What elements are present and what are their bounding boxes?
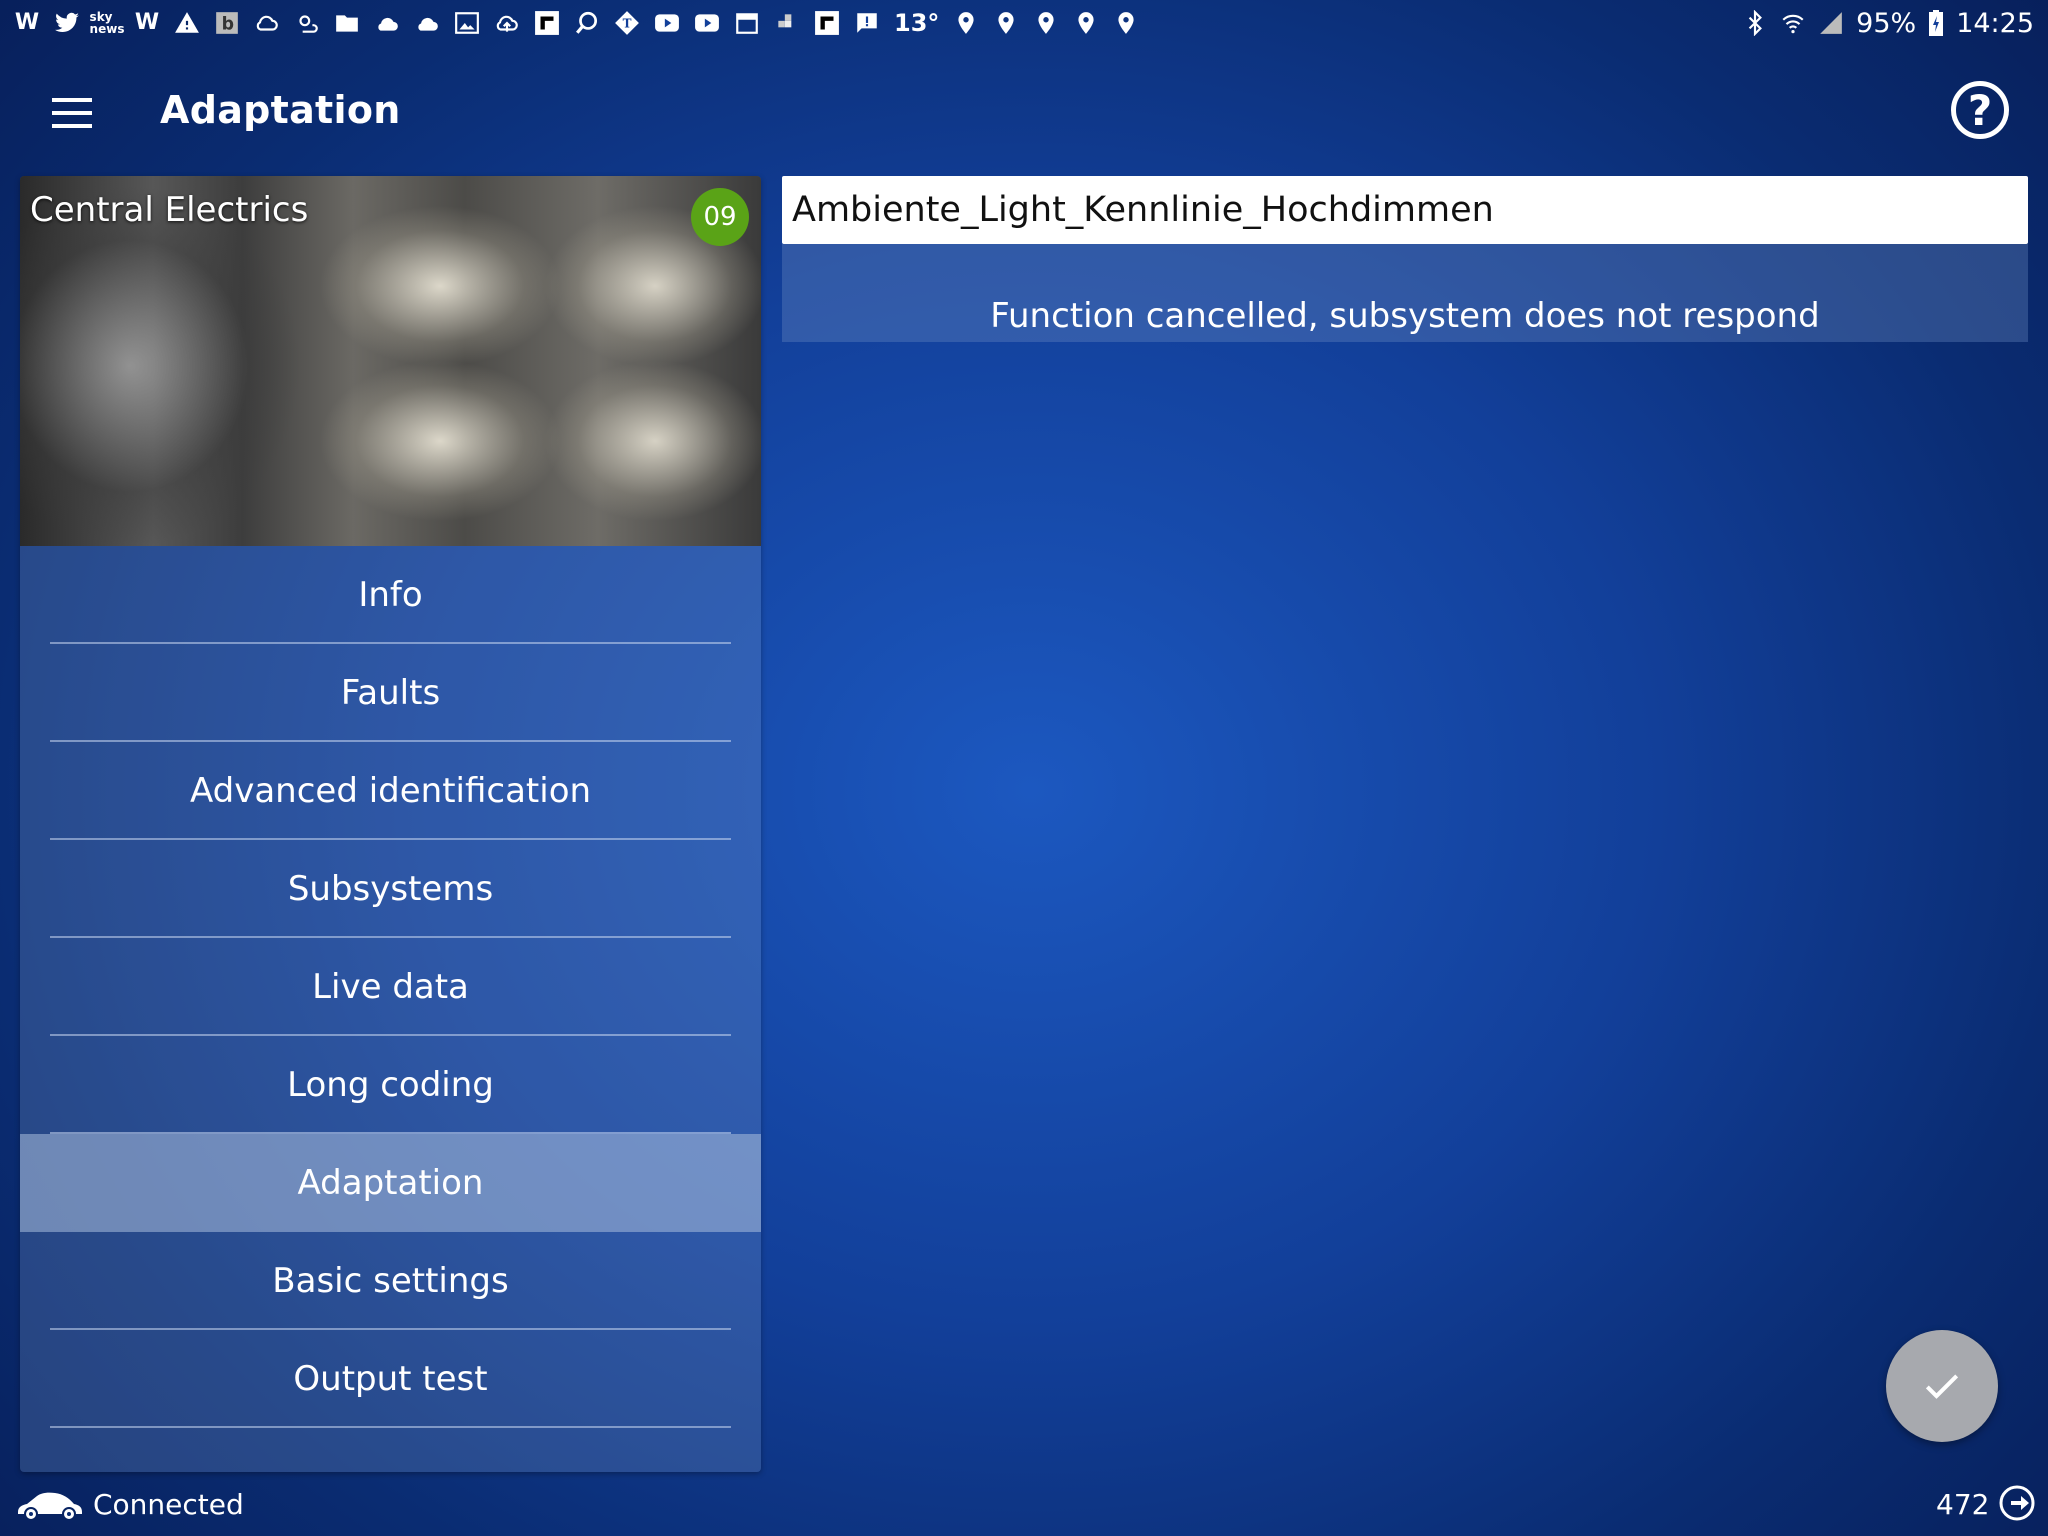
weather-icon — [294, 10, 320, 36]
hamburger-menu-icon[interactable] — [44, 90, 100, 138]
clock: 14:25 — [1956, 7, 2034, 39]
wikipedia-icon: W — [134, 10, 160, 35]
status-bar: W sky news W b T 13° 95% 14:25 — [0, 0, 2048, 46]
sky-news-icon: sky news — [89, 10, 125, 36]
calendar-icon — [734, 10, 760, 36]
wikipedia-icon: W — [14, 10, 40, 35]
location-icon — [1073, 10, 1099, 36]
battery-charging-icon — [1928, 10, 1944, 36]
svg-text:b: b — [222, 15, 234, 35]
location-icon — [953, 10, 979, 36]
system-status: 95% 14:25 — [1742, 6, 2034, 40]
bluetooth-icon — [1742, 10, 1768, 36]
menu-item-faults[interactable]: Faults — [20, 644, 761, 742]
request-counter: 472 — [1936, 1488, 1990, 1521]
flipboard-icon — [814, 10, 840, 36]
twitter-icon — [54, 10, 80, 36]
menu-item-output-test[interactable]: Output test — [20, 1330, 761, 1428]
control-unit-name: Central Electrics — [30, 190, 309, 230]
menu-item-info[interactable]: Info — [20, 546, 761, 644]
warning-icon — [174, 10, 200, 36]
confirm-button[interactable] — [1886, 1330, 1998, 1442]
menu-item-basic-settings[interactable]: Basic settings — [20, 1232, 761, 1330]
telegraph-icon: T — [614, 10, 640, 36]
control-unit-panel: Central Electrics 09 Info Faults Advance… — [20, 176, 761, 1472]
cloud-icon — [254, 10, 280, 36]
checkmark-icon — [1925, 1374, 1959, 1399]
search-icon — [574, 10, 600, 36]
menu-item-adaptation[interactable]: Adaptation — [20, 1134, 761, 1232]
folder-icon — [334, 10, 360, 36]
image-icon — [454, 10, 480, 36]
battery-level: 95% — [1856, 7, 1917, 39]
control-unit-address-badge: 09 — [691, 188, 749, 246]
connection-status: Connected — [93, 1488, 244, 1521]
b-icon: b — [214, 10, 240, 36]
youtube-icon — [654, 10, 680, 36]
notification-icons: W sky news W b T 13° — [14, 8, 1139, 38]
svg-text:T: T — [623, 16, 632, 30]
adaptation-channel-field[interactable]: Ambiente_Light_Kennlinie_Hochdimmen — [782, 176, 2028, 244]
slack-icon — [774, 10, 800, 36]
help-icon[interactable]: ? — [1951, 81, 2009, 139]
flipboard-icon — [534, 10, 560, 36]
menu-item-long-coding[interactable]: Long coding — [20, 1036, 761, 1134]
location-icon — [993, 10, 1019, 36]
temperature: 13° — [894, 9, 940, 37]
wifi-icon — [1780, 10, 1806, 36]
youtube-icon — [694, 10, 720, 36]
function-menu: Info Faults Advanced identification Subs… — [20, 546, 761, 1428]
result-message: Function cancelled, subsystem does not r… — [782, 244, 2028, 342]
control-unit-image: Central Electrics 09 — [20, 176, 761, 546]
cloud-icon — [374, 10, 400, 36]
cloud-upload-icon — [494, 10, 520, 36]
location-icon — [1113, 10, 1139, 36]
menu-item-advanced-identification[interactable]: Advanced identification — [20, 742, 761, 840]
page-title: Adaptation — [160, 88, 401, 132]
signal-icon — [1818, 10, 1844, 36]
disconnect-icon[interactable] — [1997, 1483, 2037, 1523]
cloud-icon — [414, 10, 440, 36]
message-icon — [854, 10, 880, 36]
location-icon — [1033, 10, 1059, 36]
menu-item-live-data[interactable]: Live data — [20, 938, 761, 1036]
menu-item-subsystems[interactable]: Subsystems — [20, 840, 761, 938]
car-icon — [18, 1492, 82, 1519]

--

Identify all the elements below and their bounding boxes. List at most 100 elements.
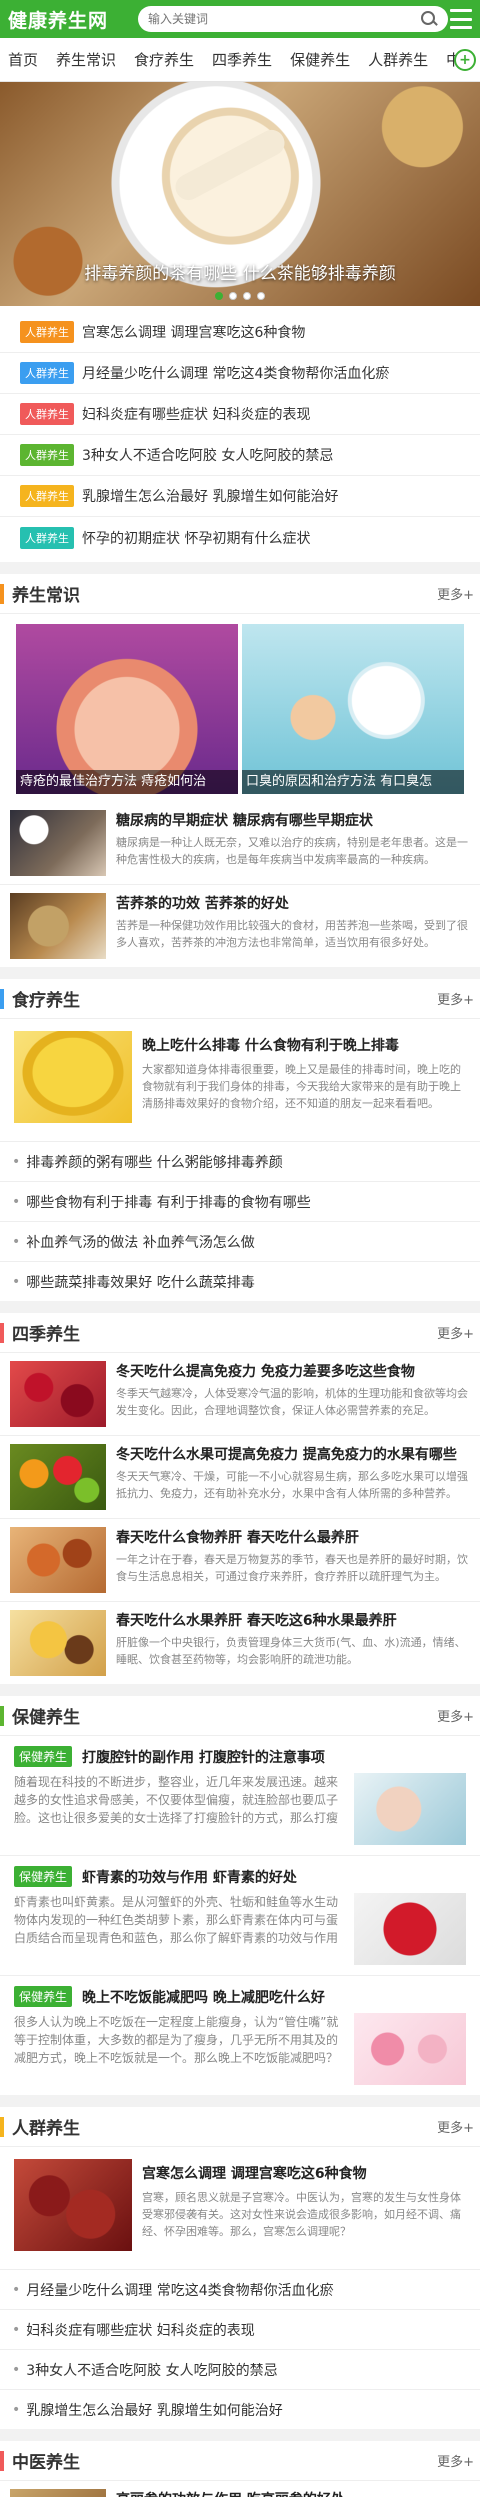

#### [AIM OF THE EXERCISE]
Please output the data from the line with "What elements are" to the line with "folder-icon — [334, 10, 360, 36]" as a Markdown table with the columns Row and Line, one numbered row per line, leaving out blank lines and pictures.

#### [TASK ANSWER]
| Row | Line |
|---|---|
| 1 | What elements are present and what are their bounding boxes? |
| 2 | weather-icon — [294, 10, 320, 36] |
| 3 | hamburger-menu-icon[interactable] — [44, 90, 100, 138] |
| 4 | clock: 14:25 — [1956, 7, 2034, 39] |
| 5 | wikipedia-icon: W — [134, 10, 160, 35] |
| 6 | status-bar: W sky news W b T 13° 95% 14:25 — [0, 0, 2048, 46] |
| 7 | sky-news-icon: sky news — [89, 10, 125, 36] |
| 8 | calendar-icon — [734, 10, 760, 36] |
| 9 | wikipedia-icon: W — [14, 10, 40, 35] |
| 10 | location-icon — [1073, 10, 1099, 36] |
| 11 | battery-charging-icon — [1928, 10, 1944, 36] |
| 12 | svg-text:b: b — [222, 15, 234, 35] |
| 13 | location-icon — [953, 10, 979, 36] |
| 14 | system-status: 95% 14:25 — [1742, 6, 2034, 40] |
| 15 | bluetooth-icon — [1742, 10, 1768, 36] |
| 16 | menu-item-faults[interactable]: Faults — [20, 644, 761, 742] |
| 17 | request-counter: 472 — [1936, 1488, 1990, 1521] |
| 18 | flipboard-icon — [814, 10, 840, 36] |
| 19 | twitter-icon — [54, 10, 80, 36] |
| 20 | menu-item-output-test[interactable]: Output test — [20, 1330, 761, 1428] |
| 21 | control-unit-name: Central Electrics — [30, 190, 309, 230] |
| 22 | menu-item-info[interactable]: Info — [20, 546, 761, 644] |
| 23 | warning-icon — [174, 10, 200, 36] |
| 24 | confirm-button[interactable] — [1886, 1330, 1998, 1442] |
| 25 | menu-item-basic-settings[interactable]: Basic settings — [20, 1232, 761, 1330] |
| 26 | telegraph-icon: T — [614, 10, 640, 36] |
| 27 | control-unit-panel: Central Electrics 09 Info Faults Advance… — [20, 176, 761, 1472] |
| 28 | cloud-icon — [254, 10, 280, 36] |
| 29 | checkmark-icon — [1925, 1374, 1959, 1399] |
| 30 | search-icon — [574, 10, 600, 36] |
| 31 | menu-item-adaptation[interactable]: Adaptation — [20, 1134, 761, 1232] |
| 32 | folder-icon — [334, 10, 360, 36] |